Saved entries
* START *
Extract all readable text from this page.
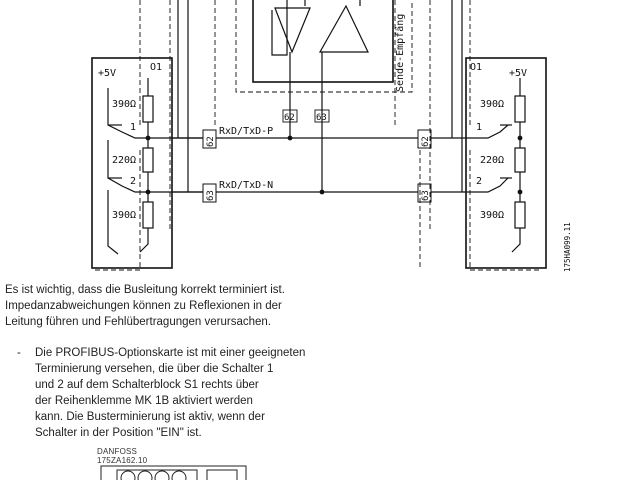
+5V
O1
390Ω
1
220Ω
2
390Ω
O1
+5V
390Ω
1
220Ω
2
390Ω
RxD/TxD-P
RxD/TxD-N
62 63
62
63
62
63
Sende-Empfäng
175HA099.11

Es ist wichtig, dass die Busleitung korrekt terminiert ist.

Impedanzabweichungen können zu Reflexionen in der

Leitung führen und Fehlübertragungen verursachen.

- Die PROFIBUS-Optionskarte ist mit einer geeigneten

Terminierung versehen, die über die Schalter 1

und 2 auf dem Schalterblock S1 rechts über

der Reihenklemme MK 1B aktiviert werden

kann. Die Busterminierung ist aktiv, wenn der

Schalter in der Position "EIN" ist.

DANFOSS
175ZA162.10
* END *
Task directions: Output all of the entries verbatim, leaving out any images.

Answer for this exercise:
Extract all readable text from this page.
+5V
O1
390Ω
1
220Ω
2
390Ω
O1
+5V
390Ω
1
220Ω
2
390Ω
RxD/TxD-P
RxD/TxD-N
62 63
62
63
62
63
Sende-Empfäng
175HA099.11

Es ist wichtig, dass die Busleitung korrekt terminiert ist.

Impedanzabweichungen können zu Reflexionen in der

Leitung führen und Fehlübertragungen verursachen.

- Die PROFIBUS-Optionskarte ist mit einer geeigneten

Terminierung versehen, die über die Schalter 1

und 2 auf dem Schalterblock S1 rechts über

der Reihenklemme MK 1B aktiviert werden

kann. Die Busterminierung ist aktiv, wenn der

Schalter in der Position "EIN" ist.

DANFOSS
175ZA162.10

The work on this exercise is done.